_练习题目:_
从下面含有“- bar: [127, 166, 134, 471]”的那一行开始，到含有“- bar: [522, 157, 529, 471]”的那一行为止，将这些行重新写出，并把其中的“y-tick-label”改为“y-axis-label”，其余内容一律不变。

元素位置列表

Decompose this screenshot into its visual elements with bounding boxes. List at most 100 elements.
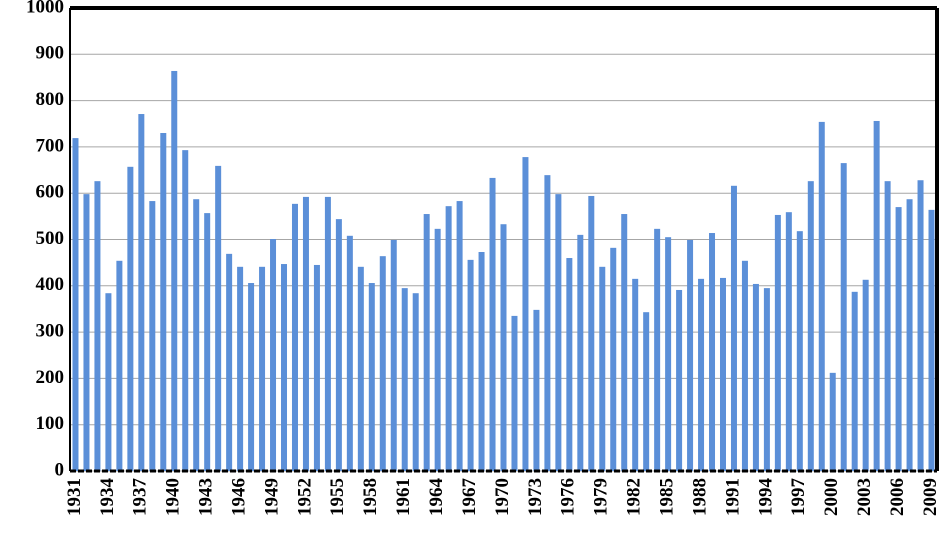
- bar: [127, 166, 134, 471]
- bar: [412, 293, 419, 471]
- bar: [840, 163, 847, 472]
- bar: [500, 224, 507, 471]
- y-tick-label: 600: [36, 182, 65, 203]
- x-tick-label: 1985: [656, 478, 677, 516]
- bar: [270, 239, 277, 471]
- x-tick-label: 1964: [426, 478, 447, 517]
- y-tick-label: 500: [36, 228, 65, 249]
- y-tick-label: 100: [36, 413, 65, 434]
- bar: [643, 312, 650, 471]
- bar: [511, 315, 518, 471]
- bar: [423, 214, 430, 471]
- bar: [193, 199, 200, 471]
- x-tick-label: 1997: [788, 478, 809, 517]
- bar: [204, 213, 211, 471]
- bar: [281, 264, 288, 471]
- bar: [698, 278, 705, 471]
- bar: [182, 150, 189, 472]
- bar: [248, 283, 255, 471]
- bar: [401, 288, 408, 471]
- bar: [763, 288, 770, 471]
- bar: [676, 289, 683, 471]
- bar: [555, 194, 562, 471]
- y-tick-label: 0: [55, 459, 65, 480]
- bar: [610, 247, 617, 471]
- bar: [72, 138, 79, 471]
- bar: [654, 228, 661, 471]
- bar: [709, 233, 716, 471]
- bar: [390, 239, 397, 471]
- bar: [522, 157, 529, 471]
- bar: [928, 209, 935, 472]
- x-tick-label: 2006: [887, 478, 908, 516]
- x-tick-label: 1958: [360, 478, 381, 516]
- bar: [237, 266, 244, 471]
- bar: [851, 291, 858, 471]
- bar: [324, 196, 331, 472]
- bar: [533, 309, 540, 471]
- bar: [226, 253, 233, 471]
- y-tick-label: 1000: [26, 0, 64, 17]
- bar: [741, 260, 748, 471]
- x-tick-label: 1952: [294, 478, 315, 516]
- bar: [687, 239, 694, 471]
- bar: [774, 214, 781, 471]
- bar: [785, 212, 792, 472]
- x-tick-label: 1934: [97, 478, 118, 517]
- bar: [445, 206, 452, 471]
- x-tick-label: 1937: [130, 478, 151, 517]
- x-tick-label: 1940: [163, 478, 184, 516]
- bar: [632, 278, 639, 471]
- bar: [456, 201, 463, 472]
- x-tick-label: 1946: [228, 478, 249, 516]
- bar: [467, 259, 474, 471]
- bar: [807, 181, 814, 472]
- y-tick-label: 400: [36, 274, 65, 295]
- bar: [862, 279, 869, 471]
- bar: [796, 231, 803, 471]
- x-tick-label: 1967: [459, 478, 480, 517]
- bar: [160, 133, 167, 471]
- bar: [357, 266, 364, 471]
- bar: [577, 234, 584, 471]
- y-tick-label: 800: [36, 89, 65, 110]
- bar: [368, 283, 375, 471]
- bar: [599, 266, 606, 471]
- x-tick-label: 1973: [525, 478, 546, 516]
- x-tick-label: 1970: [492, 478, 513, 516]
- bar: [105, 293, 112, 471]
- bar: [215, 165, 222, 471]
- bar: [116, 260, 123, 471]
- bar: [818, 121, 825, 471]
- bar: [752, 283, 759, 471]
- y-tick-label: 900: [36, 43, 65, 64]
- bar: [621, 214, 628, 471]
- bar: [379, 256, 386, 471]
- x-tick-label: 1955: [327, 478, 348, 516]
- bar: [478, 252, 485, 471]
- bar: [302, 196, 309, 472]
- bar: [94, 181, 101, 472]
- bar: [906, 199, 913, 471]
- x-tick-label: 1991: [722, 478, 743, 516]
- x-tick-label: 2000: [821, 478, 842, 516]
- x-tick-label: 1949: [261, 478, 282, 516]
- bar: [346, 235, 353, 471]
- bar: [291, 203, 298, 471]
- bar: [544, 175, 551, 471]
- x-tick-label: 1988: [689, 478, 710, 516]
- x-tick-label: 1976: [558, 478, 579, 516]
- y-tick-label: 200: [36, 367, 65, 388]
- bar: [566, 258, 573, 471]
- x-tick-label: 2003: [854, 478, 875, 516]
- bar: [730, 185, 737, 472]
- x-tick-label: 1979: [591, 478, 612, 516]
- bar: [83, 194, 90, 471]
- bar: [171, 70, 178, 471]
- y-tick-label: 700: [36, 135, 65, 156]
- x-tick-label: 1994: [755, 478, 776, 517]
- bar: [665, 237, 672, 471]
- bar: [884, 181, 891, 472]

_本题解答:_
- bar: [127, 166, 134, 471]
- bar: [412, 293, 419, 471]
- bar: [840, 163, 847, 472]
- bar: [500, 224, 507, 471]
- y-axis-label: 600: [36, 182, 65, 203]
- x-tick-label: 1985: [656, 478, 677, 516]
- bar: [270, 239, 277, 471]
- x-tick-label: 1964: [426, 478, 447, 517]
- y-axis-label: 500: [36, 228, 65, 249]
- y-axis-label: 100: [36, 413, 65, 434]
- bar: [643, 312, 650, 471]
- bar: [511, 315, 518, 471]
- bar: [423, 214, 430, 471]
- bar: [193, 199, 200, 471]
- x-tick-label: 1997: [788, 478, 809, 517]
- bar: [204, 213, 211, 471]
- bar: [281, 264, 288, 471]
- bar: [698, 278, 705, 471]
- bar: [182, 150, 189, 472]
- bar: [248, 283, 255, 471]
- bar: [401, 288, 408, 471]
- bar: [763, 288, 770, 471]
- bar: [676, 289, 683, 471]
- bar: [555, 194, 562, 471]
- y-axis-label: 0: [55, 459, 65, 480]
- bar: [610, 247, 617, 471]
- bar: [72, 138, 79, 471]
- bar: [654, 228, 661, 471]
- bar: [709, 233, 716, 471]
- bar: [390, 239, 397, 471]
- bar: [522, 157, 529, 471]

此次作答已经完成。